Saved entries:
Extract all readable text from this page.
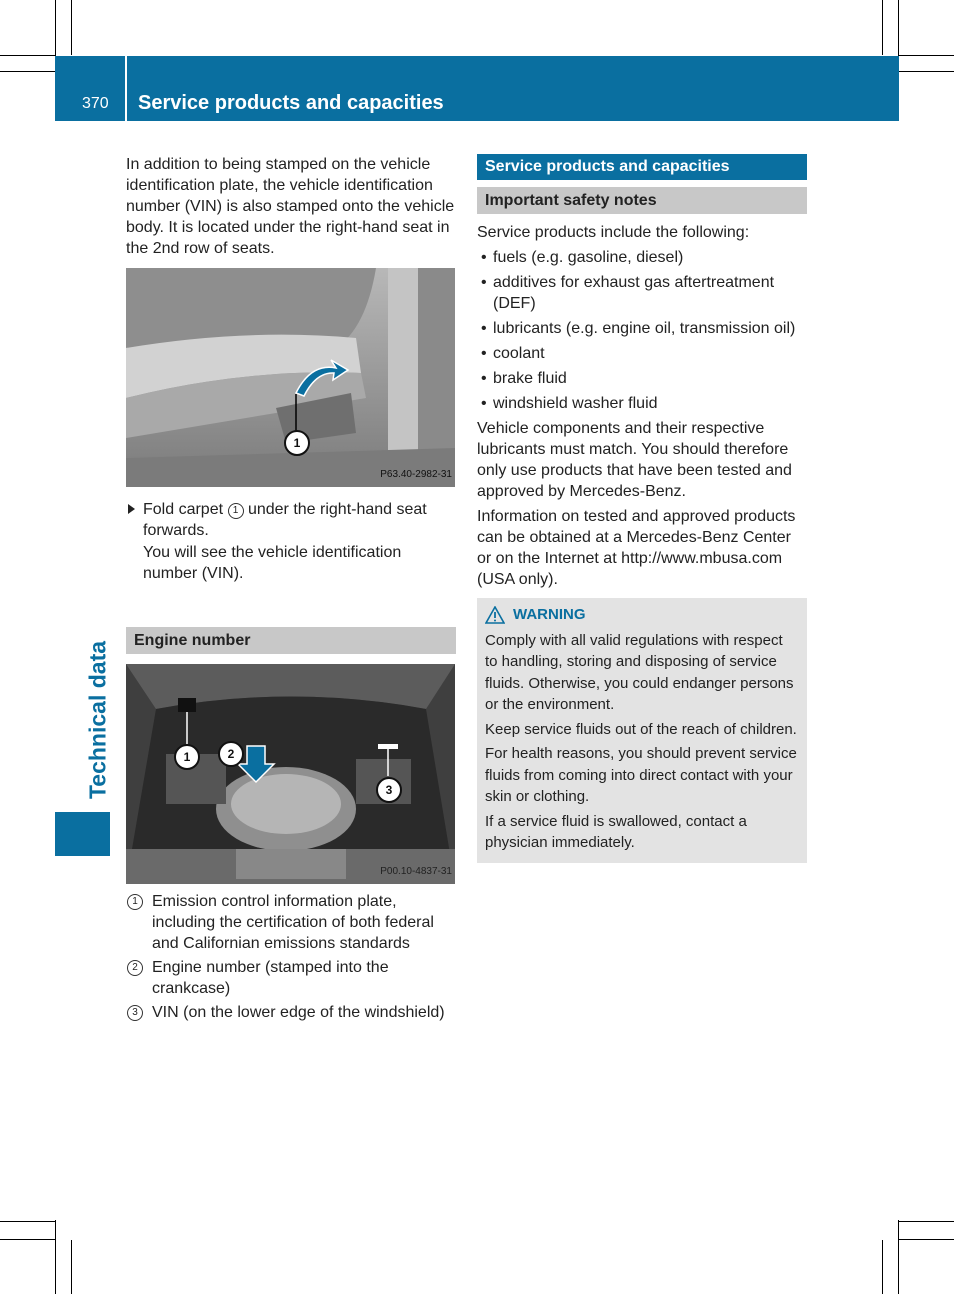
370 Service products and capacities
Technical data

In addition to being stamped on the vehicle identification plate, the vehicle identification number (VIN) is also stamped onto the vehicle body. It is located under the right-hand seat in the 2nd row of seats.

1
P63.40-2982-31
Fold carpet 1 under the right-hand seat forwards.
You will see the vehicle identification number (VIN).
Engine number
1	2
3
P00.10-4837-31
1 Emission control information plate, including the certification of both federal and Californian emissions standards
2 Engine number (stamped into the crankcase)
3 VIN (on the lower edge of the windshield)
Service products and capacities
Important safety notes

Service products include the following:

• fuels (e.g. gasoline, diesel)
• additives for exhaust gas aftertreatment (DEF)
• lubricants (e.g. engine oil, transmission oil)
• coolant
• brake fluid
• windshield washer fluid

Vehicle components and their respective lubricants must match. You should therefore only use products that have been tested and approved by Mercedes-Benz.

Information on tested and approved products can be obtained at a Mercedes-Benz Center or on the Internet at http://​www.mbusa.com (USA only).

WARNING

Comply with all valid regulations with respect to handling, storing and disposing of service fluids. Otherwise, you could endanger persons or the environment.

Keep service fluids out of the reach of children.

For health reasons, you should prevent service fluids from coming into direct contact with your skin or clothing.

If a service fluid is swallowed, contact a physician immediately.
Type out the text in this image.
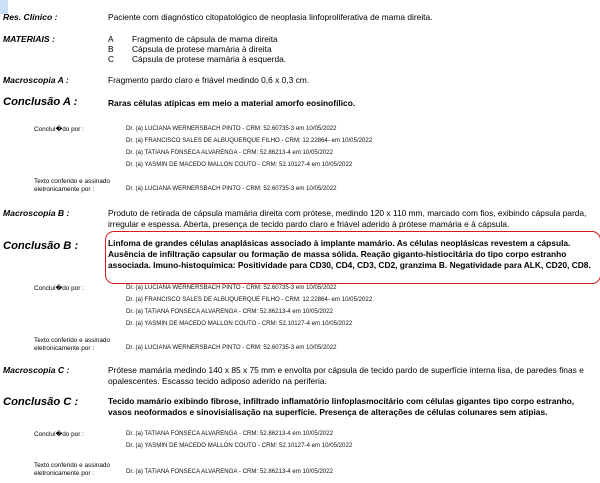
Res. Clínico :	Paciente com diagnóstico citopatológico de neoplasia linfoproliferativa de mama direita.
MATERIAIS :	A Fragmento de cápsula de mama direita
B Cápsula de protese mamária à direita
C Cápsula de protese mamária à esquerda.
Macroscopia A :	Fragmento pardo claro e friável medindo 0,6 x 0,3 cm.
Conclusão A :	Raras células atípicas em meio a material amorfo eosinofílico.
Concluí�do por :	Dr. (a) LUCIANA WERNERSBACH PINTO - CRM: 52.60735-3 em 10/05/2022
Dr. (a) FRANCISCO SALES DE ALBUQUERQUE FILHO - CRM: 12.22864- em 10/05/2022
Dr. (a) TATIANA FONSECA ALVARENGA - CRM: 52.86213-4 em 10/05/2022
Dr. (a) YASMIN DE MACEDO MALLON COUTO - CRM: 52.10127-4 em 10/05/2022
Texto conferido e assinado
eletronicamente por :	Dr. (a) LUCIANA WERNERSBACH PINTO - CRM: 52.60735-3 em 10/05/2022
Macroscopia B :	Produto de retirada de cápsula mamária direita com prótese, medindo 120 x 110 mm, marcado com fios, exibindo cápsula parda,
irregular e espessa. Aberta, presença de tecido pardo claro e friável aderido à prótese mamária e à cápsula.
Conclusão B :	Linfoma de grandes células anaplásicas associado à implante mamário. As células neoplásicas revestem a cápsula.
Ausência de infiltração capsular ou formação de massa sólida. Reação giganto-histiocitária do tipo corpo estranho
associada. Imuno-histoquímica: Positividade para CD30, CD4, CD3, CD2, granzima B. Negatividade para ALK, CD20, CD8.
Concluí�do por :	Dr. (a) LUCIANA WERNERSBACH PINTO - CRM: 52.60735-3 em 10/05/2022
Dr. (a) FRANCISCO SALES DE ALBUQUERQUE FILHO - CRM: 12.22864- em 10/05/2022
Dr. (a) TATIANA FONSECA ALVARENGA - CRM: 52.86213-4 em 10/05/2022
Dr. (a) YASMIN DE MACEDO MALLON COUTO - CRM: 52.10127-4 em 10/05/2022
Texto conferido e assinado
eletronicamente por :	Dr. (a) LUCIANA WERNERSBACH PINTO - CRM: 52.60735-3 em 10/05/2022
Macroscopia C :	Prótese mamária medindo 140 x 85 x 75 mm e envolta por cápsula de tecido pardo de superfície interna lisa, de paredes finas e
opalescentes. Escasso tecido adiposo aderido na periferia.
Conclusão C :	Tecido mamário exibindo fibrose, infiltrado inflamatório linfoplasmocitário com células gigantes tipo corpo estranho,
vasos neoformados e sinovisialisação na superfície. Presença de alterações de células colunares sem atipias.
Concluí�do por :	Dr. (a) TATIANA FONSECA ALVARENGA - CRM: 52.86213-4 em 10/05/2022
Dr. (a) YASMIN DE MACEDO MALLON COUTO - CRM: 52.10127-4 em 10/05/2022
Texto conferido e assinado
eletronicamente por :	Dr. (a) TATIANA FONSECA ALVARENGA - CRM: 52.86213-4 em 10/05/2022
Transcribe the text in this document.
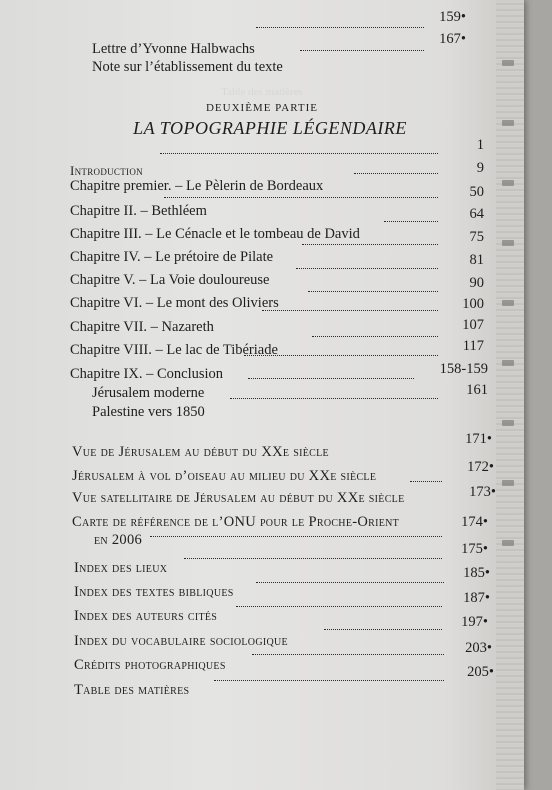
Lettre d’Yvonne Halbwachs
159•
Note sur l’établissement du texte
167•
Table des matières
DEUXIÈME PARTIE
LA TOPOGRAPHIE LÉGENDAIRE
Introduction
1
Chapitre premier. – Le Pèlerin de Bordeaux
9
Chapitre II. – Bethléem
50
Chapitre III. – Le Cénacle et le tombeau de David
64
Chapitre IV. – Le prétoire de Pilate
75
Chapitre V. – La Voie douloureuse
81
Chapitre VI. – Le mont des Oliviers
90
Chapitre VII. – Nazareth
100
Chapitre VIII. – Le lac de Tibériade
107
Chapitre IX. – Conclusion
117
Jérusalem moderne
158-159
Palestine vers 1850
161
Vue de Jérusalem au début du XXe siècle
171•
Jérusalem à vol d’oiseau au milieu du XXe siècle
172•
Vue satellitaire de Jérusalem au début du XXe siècle	173•
Carte de référence de l’ONU pour le Proche-Orient
en 2006
174•
Index des lieux
175•
Index des textes bibliques
185•
Index des auteurs cités
187•
Index du vocabulaire sociologique
197•
Crédits photographiques
203•
Table des matières
205•
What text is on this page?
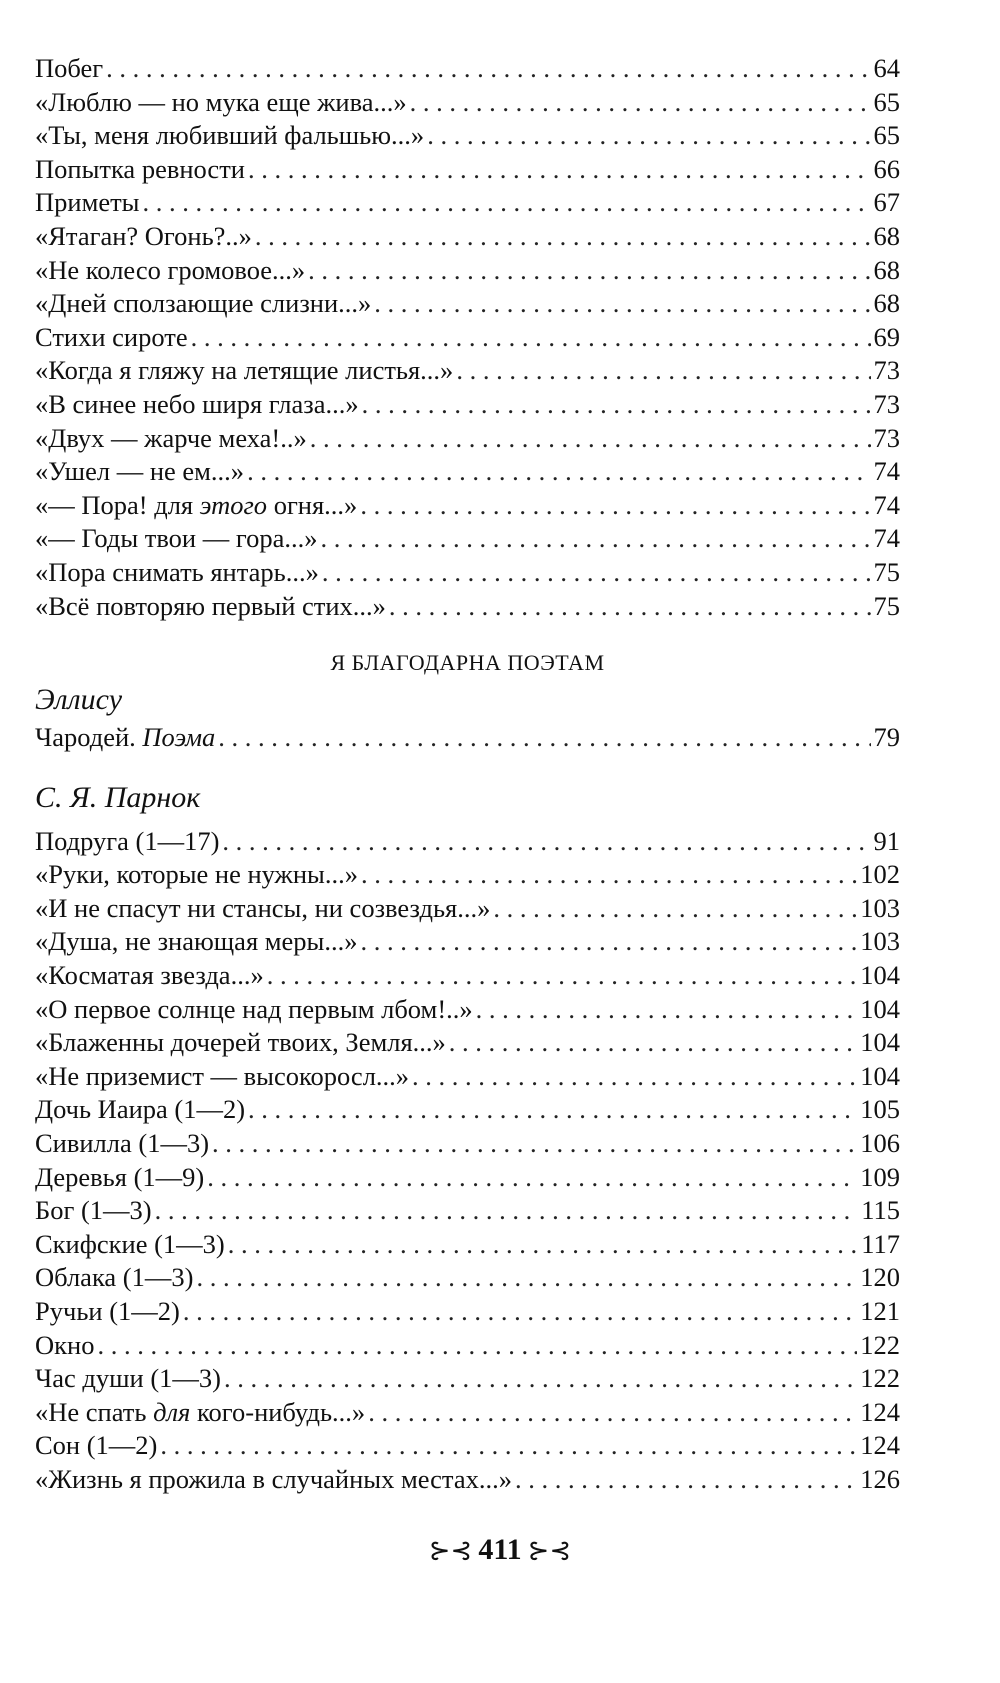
Побег . . .	64
«Люблю — но мука еще жива...» . . .	65
«Ты, меня любивший фальшью...» . . .	65
Попытка ревности . . .	66
Приметы . . .	67
«Ятаган? Огонь?..» . . .	68
«Не колесо громовое...» . . .	68
«Дней сползающие слизни...» . . .	68
Стихи сироте . . .	69
«Когда я гляжу на летящие листья...» . . .	73
«В синее небо ширя глаза...» . . .	73
«Двух — жарче меха!..» . . .	73
«Ушел — не ем...» . . .	74
«— Пора! для этого огня...» . . .	74
«— Годы твои — гора...» . . .	74
«Пора снимать янтарь...» . . .	75
«Всё повторяю первый стих...» . . .	75
Я БЛАГОДАРНА ПОЭТАМ
Эллису
Чародей. Поэма . . .	79
С. Я. Парнок
Подруга (1—17) . . .	91
«Руки, которые не нужны...» . . .	102
«И не спасут ни стансы, ни созвездья...» . . .	103
«Душа, не знающая меры...» . . .	103
«Косматая звезда...» . . .	104
«О первое солнце над первым лбом!..» . . .	104
«Блаженны дочерей твоих, Земля...» . . .	104
«Не приземист — высокоросл...» . . .	104
Дочь Иаира (1—2) . . .	105
Сивилла (1—3) . . .	106
Деревья (1—9) . . .	109
Бог (1—3) . . .	115
Скифские (1—3) . . .	117
Облака (1—3) . . .	120
Ручьи (1—2) . . .	121
Окно . . .	122
Час души (1—3) . . .	122
«Не спать для кого-нибудь...» . . .	124
Сон (1—2) . . .	124
«Жизнь я прожила в случайных местах...» . . .	126
⊱⊰ 411 ⊱⊰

* [What is asked] Pictures in the records above are not copied; print everything else exactly.

* [Answer below]
Extract all readable text from this page.
370 Service products and capacities
Technical data

In addition to being stamped on the vehicle identification plate, the vehicle identification number (VIN) is also stamped onto the vehicle body. It is located under the right-hand seat in the 2nd row of seats.

1
P63.40-2982-31
Fold carpet 1 under the right-hand seat forwards.
You will see the vehicle identification number (VIN).
Engine number
1	2
3
P00.10-4837-31
1 Emission control information plate, including the certification of both federal and Californian emissions standards
2 Engine number (stamped into the crankcase)
3 VIN (on the lower edge of the windshield)
Service products and capacities
Important safety notes

Service products include the following:

• fuels (e.g. gasoline, diesel)
• additives for exhaust gas aftertreatment (DEF)
• lubricants (e.g. engine oil, transmission oil)
• coolant
• brake fluid
• windshield washer fluid

Vehicle components and their respective lubricants must match. You should therefore only use products that have been tested and approved by Mercedes-Benz.

Information on tested and approved products can be obtained at a Mercedes-Benz Center or on the Internet at http://​www.mbusa.com (USA only).

WARNING

Comply with all valid regulations with respect to handling, storing and disposing of service fluids. Otherwise, you could endanger persons or the environment.

Keep service fluids out of the reach of children.

For health reasons, you should prevent service fluids from coming into direct contact with your skin or clothing.

If a service fluid is swallowed, contact a physician immediately.
Type out the text in this image.
Res. Clínico :	Paciente com diagnóstico citopatológico de neoplasia linfoproliferativa de mama direita.
MATERIAIS :	A Fragmento de cápsula de mama direita
B Cápsula de protese mamária à direita
C Cápsula de protese mamária à esquerda.
Macroscopia A :	Fragmento pardo claro e friável medindo 0,6 x 0,3 cm.
Conclusão A :	Raras células atípicas em meio a material amorfo eosinofílico.
Concluí�do por :	Dr. (a) LUCIANA WERNERSBACH PINTO - CRM: 52.60735-3 em 10/05/2022
Dr. (a) FRANCISCO SALES DE ALBUQUERQUE FILHO - CRM: 12.22864- em 10/05/2022
Dr. (a) TATIANA FONSECA ALVARENGA - CRM: 52.86213-4 em 10/05/2022
Dr. (a) YASMIN DE MACEDO MALLON COUTO - CRM: 52.10127-4 em 10/05/2022
Texto conferido e assinado
eletronicamente por :	Dr. (a) LUCIANA WERNERSBACH PINTO - CRM: 52.60735-3 em 10/05/2022
Macroscopia B :	Produto de retirada de cápsula mamária direita com prótese, medindo 120 x 110 mm, marcado com fios, exibindo cápsula parda,
irregular e espessa. Aberta, presença de tecido pardo claro e friável aderido à prótese mamária e à cápsula.
Conclusão B :	Linfoma de grandes células anaplásicas associado à implante mamário. As células neoplásicas revestem a cápsula.
Ausência de infiltração capsular ou formação de massa sólida. Reação giganto-histiocitária do tipo corpo estranho
associada. Imuno-histoquímica: Positividade para CD30, CD4, CD3, CD2, granzima B. Negatividade para ALK, CD20, CD8.
Concluí�do por :	Dr. (a) LUCIANA WERNERSBACH PINTO - CRM: 52.60735-3 em 10/05/2022
Dr. (a) FRANCISCO SALES DE ALBUQUERQUE FILHO - CRM: 12.22864- em 10/05/2022
Dr. (a) TATIANA FONSECA ALVARENGA - CRM: 52.86213-4 em 10/05/2022
Dr. (a) YASMIN DE MACEDO MALLON COUTO - CRM: 52.10127-4 em 10/05/2022
Texto conferido e assinado
eletronicamente por :	Dr. (a) LUCIANA WERNERSBACH PINTO - CRM: 52.60735-3 em 10/05/2022
Macroscopia C :	Prótese mamária medindo 140 x 85 x 75 mm e envolta por cápsula de tecido pardo de superfície interna lisa, de paredes finas e
opalescentes. Escasso tecido adiposo aderido na periferia.
Conclusão C :	Tecido mamário exibindo fibrose, infiltrado inflamatório linfoplasmocitário com células gigantes tipo corpo estranho,
vasos neoformados e sinovisialisação na superfície. Presença de alterações de células colunares sem atipias.
Concluí�do por :	Dr. (a) TATIANA FONSECA ALVARENGA - CRM: 52.86213-4 em 10/05/2022
Dr. (a) YASMIN DE MACEDO MALLON COUTO - CRM: 52.10127-4 em 10/05/2022
Texto conferido e assinado
eletronicamente por :	Dr. (a) TATIANA FONSECA ALVARENGA - CRM: 52.86213-4 em 10/05/2022
Transcribe the text in this document.
Lettre d’Yvonne Halbwachs
159•
Note sur l’établissement du texte
167•
Table des matières
DEUXIÈME PARTIE
LA TOPOGRAPHIE LÉGENDAIRE
Introduction
1
Chapitre premier. – Le Pèlerin de Bordeaux
9
Chapitre II. – Bethléem
50
Chapitre III. – Le Cénacle et le tombeau de David
64
Chapitre IV. – Le prétoire de Pilate
75
Chapitre V. – La Voie douloureuse
81
Chapitre VI. – Le mont des Oliviers
90
Chapitre VII. – Nazareth
100
Chapitre VIII. – Le lac de Tibériade
107
Chapitre IX. – Conclusion
117
Jérusalem moderne
158-159
Palestine vers 1850
161
Vue de Jérusalem au début du XXe siècle
171•
Jérusalem à vol d’oiseau au milieu du XXe siècle
172•
Vue satellitaire de Jérusalem au début du XXe siècle	173•
Carte de référence de l’ONU pour le Proche-Orient
en 2006
174•
Index des lieux
175•
Index des textes bibliques
185•
Index des auteurs cités
187•
Index du vocabulaire sociologique
197•
Crédits photographiques
203•
Table des matières
205•
What text is on this page?
Побег . . .	64
«Люблю — но мука еще жива...» . . .	65
«Ты, меня любивший фальшью...» . . .	65
Попытка ревности . . .	66
Приметы . . .	67
«Ятаган? Огонь?..» . . .	68
«Не колесо громовое...» . . .	68
«Дней сползающие слизни...» . . .	68
Стихи сироте . . .	69
«Когда я гляжу на летящие листья...» . . .	73
«В синее небо ширя глаза...» . . .	73
«Двух — жарче меха!..» . . .	73
«Ушел — не ем...» . . .	74
«— Пора! для этого огня...» . . .	74
«— Годы твои — гора...» . . .	74
«Пора снимать янтарь...» . . .	75
«Всё повторяю первый стих...» . . .	75
Я БЛАГОДАРНА ПОЭТАМ
Эллису
Чародей. Поэма . . .	79
С. Я. Парнок
Подруга (1—17) . . .	91
«Руки, которые не нужны...» . . .	102
«И не спасут ни стансы, ни созвездья...» . . .	103
«Душа, не знающая меры...» . . .	103
«Косматая звезда...» . . .	104
«О первое солнце над первым лбом!..» . . .	104
«Блаженны дочерей твоих, Земля...» . . .	104
«Не приземист — высокоросл...» . . .	104
Дочь Иаира (1—2) . . .	105
Сивилла (1—3) . . .	106
Деревья (1—9) . . .	109
Бог (1—3) . . .	115
Скифские (1—3) . . .	117
Облака (1—3) . . .	120
Ручьи (1—2) . . .	121
Окно . . .	122
Час души (1—3) . . .	122
«Не спать для кого-нибудь...» . . .	124
Сон (1—2) . . .	124
«Жизнь я прожила в случайных местах...» . . .	126
⊱⊰ 411 ⊱⊰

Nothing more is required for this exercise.